## Angezeigter Textauszug

Der Olympiasieger nur Vierter – geschlagen von drei Landsleuten: Das gibt’s wohl nur in Speerwurf-Deutschland. Am Samstag beim Berliner ISTAF stahl Johannes Vetter mit seinem ersten 89-Meter-Wurf einem dennoch gut gelaunten Thomas Röhler die Show. Auch Julian Weber war in Bestform. Über 100 Meter Hürden glänzte Siegerin Cindy Roleder. Christina Obergföll feierte einen Abschied nach Maß.
Silke Morrissey

Aufgrund von Knieschmerzen hatte Johannes Vetter die letzten Meetings absagen müssen. Den Start beim ISTAF aber, den wollte sich der WM-Vierte aus Offenburg nicht nehmen lassen. Und er packte seine ganze Energie gleich in den ersten Versuch, begleitet von einem lauten Schrei und gefolgt von einer Jubelpose sowie einem strahlenden Lachen: 89,57 Meter. 

Der 23-Jährige steigerte damit seine Bestleistung um 1,34 Meter: Platz zwei der Welt und Platz vier der ewigen deutschen Bestenliste seit Einführung des neuen Speers! In einem Wettbewerb auf Olympia-Niveau fuhr der gebürtige Dresdner damit einen Sieg gegen hochklassige Konkurrenz ein, bei der die hartnäckigsten Verfolger aus dem eigenen Lager kamen.

Julian Weber mit geborgter Kleidung top

Denn nur wenig nach stand Johannes Vetter der noch ein Jahr jüngere Julian Weber (USC Mainz). Und das, obwohl er ohne Gepäck im Olympiastadion angekommen war und sich seine Wettkampf-Ausrüstung erst bei Olympiasieger Thomas Röhler borgen musste. Im zweiten Durchgang steigerte sich der 22-Jährige auf 88,29 Meter – eine Weite, die ihm in Rio Olympia-Silber beschert hätte.

Mit 85,43 Metern präsentierte sich auf Rang drei auch der Mannheimer Andreas Hofmann in Topform. Nur Platz vier blieb diesmal Thomas Röhler (LC Jena), für den genau zwei Wochen nach seinem 90-Meter-Wurf von Rio 82,55 Meter in die Ergebnislisten einging. "Das ist okay für mich. Ich bin müde, ich hatte in den letzten sieben Tagen fünf Wettkämpfe. Mein Körper braucht jetzt einfach Ruhe", erklärte er.

Cindy Roleder rennt allen davon

Als Cindy Roleder über 100 Meter Hürden schon an der dritten Hürden vorne mit dabei war, war klar: Der Sieg würde nur über die Leipzigerin mit dem starken Finish gehen. Und so war es dann auch. Auf den letzten 30 Metern zog sie der Konkurrenz davon und sprintete in glänzenden 12,65 Sekunden, der drittbesten Zeit ihrer Karriere, als Erste ins Ziel. "Ich habe mich super vorbereitet und wollte mich gut präsentieren, mit einem guten Saison-Abschluss", erklärte die Olympia-Fünfte anschließend, "ich bin absolut happy!"

[Layout-Datensätze]
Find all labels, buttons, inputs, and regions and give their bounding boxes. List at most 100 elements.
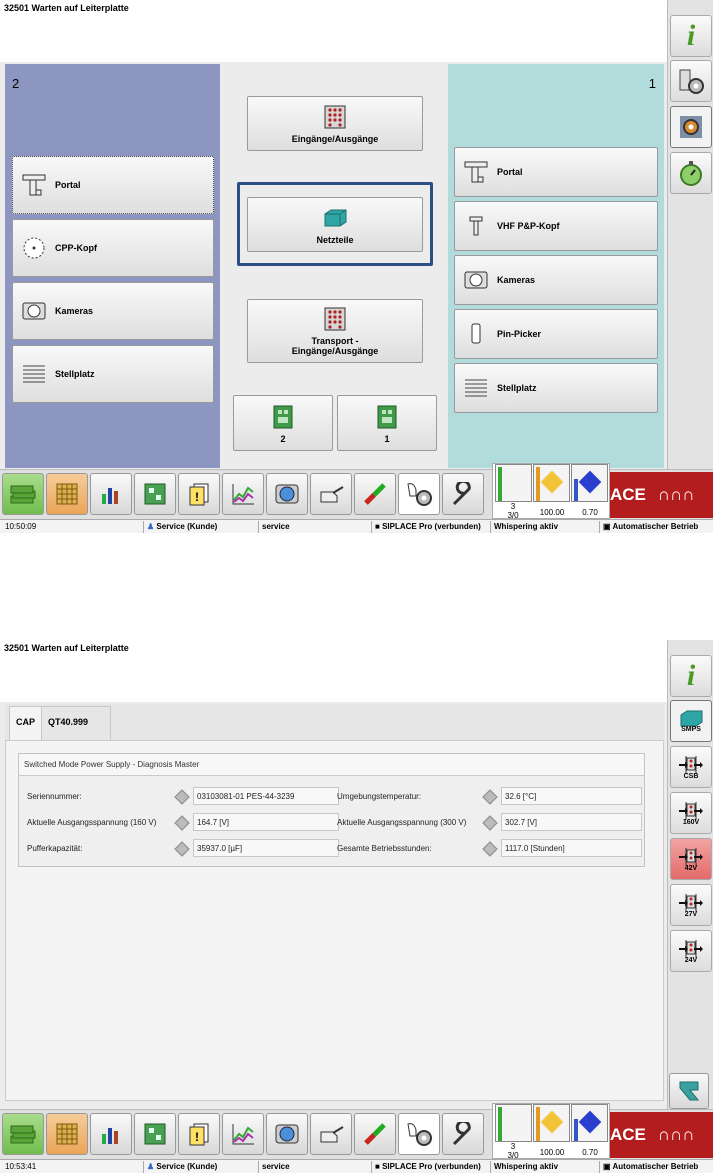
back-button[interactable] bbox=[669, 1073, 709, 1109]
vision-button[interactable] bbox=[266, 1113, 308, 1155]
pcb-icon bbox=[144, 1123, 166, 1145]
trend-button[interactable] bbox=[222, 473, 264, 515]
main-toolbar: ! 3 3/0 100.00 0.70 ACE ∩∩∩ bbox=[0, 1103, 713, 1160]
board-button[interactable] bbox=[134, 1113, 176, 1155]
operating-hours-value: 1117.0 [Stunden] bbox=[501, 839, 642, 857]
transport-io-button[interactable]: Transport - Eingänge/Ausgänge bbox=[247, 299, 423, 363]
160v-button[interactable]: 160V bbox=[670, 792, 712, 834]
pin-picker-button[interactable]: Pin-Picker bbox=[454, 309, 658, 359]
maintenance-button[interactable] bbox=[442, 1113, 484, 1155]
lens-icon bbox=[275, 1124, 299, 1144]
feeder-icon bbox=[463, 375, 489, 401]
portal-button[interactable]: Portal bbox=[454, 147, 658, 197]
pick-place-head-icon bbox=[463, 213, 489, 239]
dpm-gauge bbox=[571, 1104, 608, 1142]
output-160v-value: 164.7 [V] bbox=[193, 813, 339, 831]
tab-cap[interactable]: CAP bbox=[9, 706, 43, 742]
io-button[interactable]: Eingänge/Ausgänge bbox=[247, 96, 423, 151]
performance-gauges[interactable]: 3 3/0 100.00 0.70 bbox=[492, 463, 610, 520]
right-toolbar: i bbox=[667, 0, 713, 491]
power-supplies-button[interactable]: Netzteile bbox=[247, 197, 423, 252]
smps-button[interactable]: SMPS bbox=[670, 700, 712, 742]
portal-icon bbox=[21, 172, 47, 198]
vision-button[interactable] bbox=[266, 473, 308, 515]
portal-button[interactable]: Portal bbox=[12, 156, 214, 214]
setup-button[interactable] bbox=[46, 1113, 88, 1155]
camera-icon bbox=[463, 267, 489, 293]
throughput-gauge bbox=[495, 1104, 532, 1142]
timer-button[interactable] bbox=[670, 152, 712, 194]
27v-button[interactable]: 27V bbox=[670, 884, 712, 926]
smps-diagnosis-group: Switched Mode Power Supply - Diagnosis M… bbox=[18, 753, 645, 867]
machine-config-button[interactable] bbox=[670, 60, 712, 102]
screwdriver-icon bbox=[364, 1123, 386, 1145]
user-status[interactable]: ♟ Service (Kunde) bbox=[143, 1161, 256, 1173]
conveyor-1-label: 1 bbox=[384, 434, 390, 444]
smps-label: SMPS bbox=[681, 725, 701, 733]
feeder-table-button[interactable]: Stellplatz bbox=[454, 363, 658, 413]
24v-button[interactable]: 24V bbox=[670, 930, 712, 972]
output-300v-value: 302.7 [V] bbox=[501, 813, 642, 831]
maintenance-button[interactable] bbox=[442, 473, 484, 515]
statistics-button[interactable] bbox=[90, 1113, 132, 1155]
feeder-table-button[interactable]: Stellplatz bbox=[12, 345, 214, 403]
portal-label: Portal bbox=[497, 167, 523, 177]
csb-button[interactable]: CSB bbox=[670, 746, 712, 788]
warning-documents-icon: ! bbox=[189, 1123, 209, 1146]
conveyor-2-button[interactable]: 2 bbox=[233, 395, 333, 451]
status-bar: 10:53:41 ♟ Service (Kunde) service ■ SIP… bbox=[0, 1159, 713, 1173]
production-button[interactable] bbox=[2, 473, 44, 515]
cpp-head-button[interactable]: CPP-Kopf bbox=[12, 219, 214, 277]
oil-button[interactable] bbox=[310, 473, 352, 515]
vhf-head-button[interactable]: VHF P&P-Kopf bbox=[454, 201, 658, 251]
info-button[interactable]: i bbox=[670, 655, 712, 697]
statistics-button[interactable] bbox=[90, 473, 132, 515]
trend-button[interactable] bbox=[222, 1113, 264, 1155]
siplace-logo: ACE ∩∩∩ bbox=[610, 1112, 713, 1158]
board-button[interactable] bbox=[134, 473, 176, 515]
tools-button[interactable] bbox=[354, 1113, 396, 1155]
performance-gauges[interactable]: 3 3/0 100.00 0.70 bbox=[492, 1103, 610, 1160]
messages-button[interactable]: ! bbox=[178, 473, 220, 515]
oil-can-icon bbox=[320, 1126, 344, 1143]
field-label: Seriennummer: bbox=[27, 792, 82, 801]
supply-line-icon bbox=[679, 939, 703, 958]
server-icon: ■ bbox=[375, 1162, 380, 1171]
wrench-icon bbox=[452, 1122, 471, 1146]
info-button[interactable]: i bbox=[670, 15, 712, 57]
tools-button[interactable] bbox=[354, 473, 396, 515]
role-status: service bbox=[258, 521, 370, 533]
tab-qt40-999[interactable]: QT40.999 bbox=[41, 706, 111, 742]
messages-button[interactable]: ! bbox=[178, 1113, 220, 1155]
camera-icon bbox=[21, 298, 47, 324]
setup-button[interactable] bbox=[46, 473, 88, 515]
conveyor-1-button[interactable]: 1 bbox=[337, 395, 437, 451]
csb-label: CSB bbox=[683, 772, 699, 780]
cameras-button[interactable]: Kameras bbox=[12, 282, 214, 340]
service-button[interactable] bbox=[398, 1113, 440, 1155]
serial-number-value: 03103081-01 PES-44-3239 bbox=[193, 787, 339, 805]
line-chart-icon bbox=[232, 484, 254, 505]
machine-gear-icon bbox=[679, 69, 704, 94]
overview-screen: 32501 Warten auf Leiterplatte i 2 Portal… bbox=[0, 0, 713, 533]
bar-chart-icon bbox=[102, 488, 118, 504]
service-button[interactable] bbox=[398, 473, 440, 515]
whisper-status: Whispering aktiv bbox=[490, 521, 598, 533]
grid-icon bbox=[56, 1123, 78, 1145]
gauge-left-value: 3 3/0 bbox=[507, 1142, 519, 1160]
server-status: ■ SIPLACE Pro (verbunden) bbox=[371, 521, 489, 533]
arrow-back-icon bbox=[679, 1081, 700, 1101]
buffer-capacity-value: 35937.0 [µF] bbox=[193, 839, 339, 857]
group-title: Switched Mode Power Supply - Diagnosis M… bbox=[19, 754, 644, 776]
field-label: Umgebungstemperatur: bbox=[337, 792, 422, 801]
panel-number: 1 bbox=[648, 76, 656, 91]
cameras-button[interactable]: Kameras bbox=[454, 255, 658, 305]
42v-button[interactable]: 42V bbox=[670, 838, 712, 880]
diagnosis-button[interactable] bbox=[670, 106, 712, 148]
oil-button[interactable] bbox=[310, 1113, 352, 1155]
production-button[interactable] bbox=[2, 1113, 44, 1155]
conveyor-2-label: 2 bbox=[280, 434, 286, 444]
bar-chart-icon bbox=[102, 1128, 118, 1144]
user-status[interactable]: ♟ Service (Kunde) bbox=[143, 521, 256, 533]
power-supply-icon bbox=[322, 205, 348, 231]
--
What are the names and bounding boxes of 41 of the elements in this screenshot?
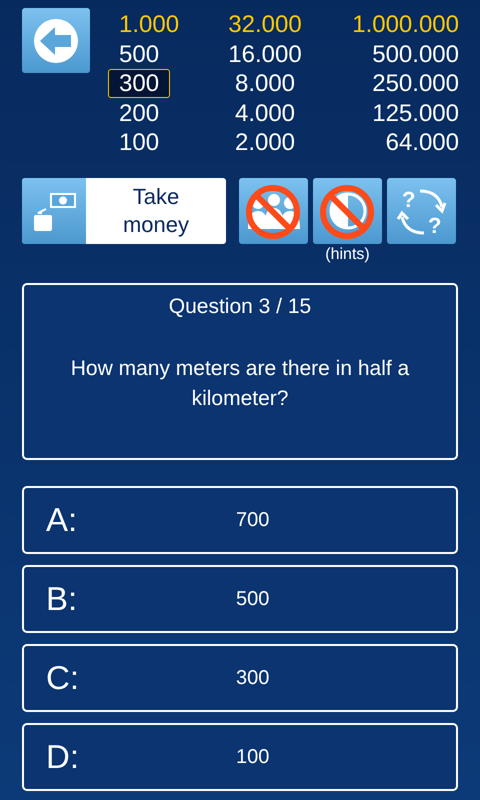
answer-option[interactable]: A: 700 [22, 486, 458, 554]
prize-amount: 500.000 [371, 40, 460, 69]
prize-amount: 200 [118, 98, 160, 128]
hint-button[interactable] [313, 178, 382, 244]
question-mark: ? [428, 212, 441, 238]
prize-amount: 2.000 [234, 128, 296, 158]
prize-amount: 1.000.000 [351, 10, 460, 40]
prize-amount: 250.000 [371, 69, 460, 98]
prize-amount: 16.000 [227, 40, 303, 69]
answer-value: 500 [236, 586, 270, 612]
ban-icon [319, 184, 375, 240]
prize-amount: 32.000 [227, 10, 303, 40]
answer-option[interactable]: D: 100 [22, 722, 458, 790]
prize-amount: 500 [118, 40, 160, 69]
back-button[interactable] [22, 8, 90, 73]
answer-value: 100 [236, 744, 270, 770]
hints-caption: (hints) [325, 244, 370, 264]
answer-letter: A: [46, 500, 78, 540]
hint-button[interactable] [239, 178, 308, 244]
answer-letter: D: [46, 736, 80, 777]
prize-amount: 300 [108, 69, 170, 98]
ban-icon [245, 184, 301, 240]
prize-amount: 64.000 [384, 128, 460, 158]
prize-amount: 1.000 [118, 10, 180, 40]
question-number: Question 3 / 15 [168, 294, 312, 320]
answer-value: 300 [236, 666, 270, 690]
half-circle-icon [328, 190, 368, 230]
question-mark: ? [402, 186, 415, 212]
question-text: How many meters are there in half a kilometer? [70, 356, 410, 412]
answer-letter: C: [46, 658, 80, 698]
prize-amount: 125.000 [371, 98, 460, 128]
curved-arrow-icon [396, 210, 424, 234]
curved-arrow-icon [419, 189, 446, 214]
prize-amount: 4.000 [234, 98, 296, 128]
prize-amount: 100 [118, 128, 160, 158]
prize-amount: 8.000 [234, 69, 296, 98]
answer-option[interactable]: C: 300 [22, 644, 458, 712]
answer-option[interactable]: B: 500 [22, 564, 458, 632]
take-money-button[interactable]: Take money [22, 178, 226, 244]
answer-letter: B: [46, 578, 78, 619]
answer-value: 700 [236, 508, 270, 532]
---
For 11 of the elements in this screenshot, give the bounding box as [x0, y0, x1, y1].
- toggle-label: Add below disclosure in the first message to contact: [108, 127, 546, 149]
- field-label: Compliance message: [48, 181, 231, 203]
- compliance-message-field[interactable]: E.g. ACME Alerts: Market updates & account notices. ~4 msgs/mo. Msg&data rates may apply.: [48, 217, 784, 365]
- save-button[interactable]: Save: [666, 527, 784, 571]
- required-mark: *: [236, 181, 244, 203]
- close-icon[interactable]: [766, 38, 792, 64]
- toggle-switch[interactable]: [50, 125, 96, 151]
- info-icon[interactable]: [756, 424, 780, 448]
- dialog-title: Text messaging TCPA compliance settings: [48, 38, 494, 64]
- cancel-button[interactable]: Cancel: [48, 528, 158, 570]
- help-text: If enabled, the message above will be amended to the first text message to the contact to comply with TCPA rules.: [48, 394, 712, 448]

## Pflichtaufgaben
**a.** Liste alle Speerwerfer auf, deren Weite im ISTAF-Bericht für den Wettkampf in Berlin angegeben ist, jeweils mit dieser Weite.
**b.** Bei wem musste sich Julian Weber laut ISTAF-Bericht seine Wettkampf-Ausrüstung borgen?
**c.** Setze den ISTAF-Bericht nach seinem letzten Satz fort.

## Lösungen
**a.**
Johannes Vetter: 89,57 Meter
Julian Weber: 88,29 Meter
Andreas Hofmann: 85,43 Meter
Thomas Röhler: 82,55 Meter

**b.** Bei Olympiasieger Thomas Röhler.

**c.**
Zufrieden konnte auf Platz sechs auch die Wattenscheiderin Pamela Dutkiewicz sein, die in 12,86 Sekunden ihren Hausrekord nur um eine Hundertstel verfehlte. Nadine Hildebrand (VfL Sindelfingen; 12,94 sec) blieb dahinter ebenfalls unter 13 Sekunden. 

Im Rennen der Männer war der Sieg eine Tausendstel-Entscheidung, die knapp zugunsten des Briten David Omoregie und gegen den Franzosen Pascal Martinot-Lagarde (beide 13,24 sec) ausfiel. Ein weiteres Mal schnell unterwegs war der Olympia-Neunte Gregor Traber (VfB Stuttgart), der in Berlin in 13,43 Sekunden Vierter wurde.

Robert Harting mit Niederlage in seinem Wohnzimmer

Ausgerechnet der Wettbewerb, für den eigens eine Wettkampf-Anlage auf die Gegenseite gebaut wurde, verblasste dagegen im Vergleich mit vielen anderen Höhepunkten: der Diskuswurf der Männer. Der Olympiasieger von 2012 Robert Harting (SCC Berlin) konnte aber trotz Niederlage in seinem Wohnzimmer als Dritter mit 63,23 Metern nach den Olympia-Aus in der Qualifikation einen versöhnlichen Saison-Abschluss feiern. Beim Olympia-Dritten aus Wattenscheid Daniel Jasinski (59,07 m) war die Luft raus. Der Überraschungssieger kam aus Österreich und heißt Lukas Weißhaidinger (66,00 m).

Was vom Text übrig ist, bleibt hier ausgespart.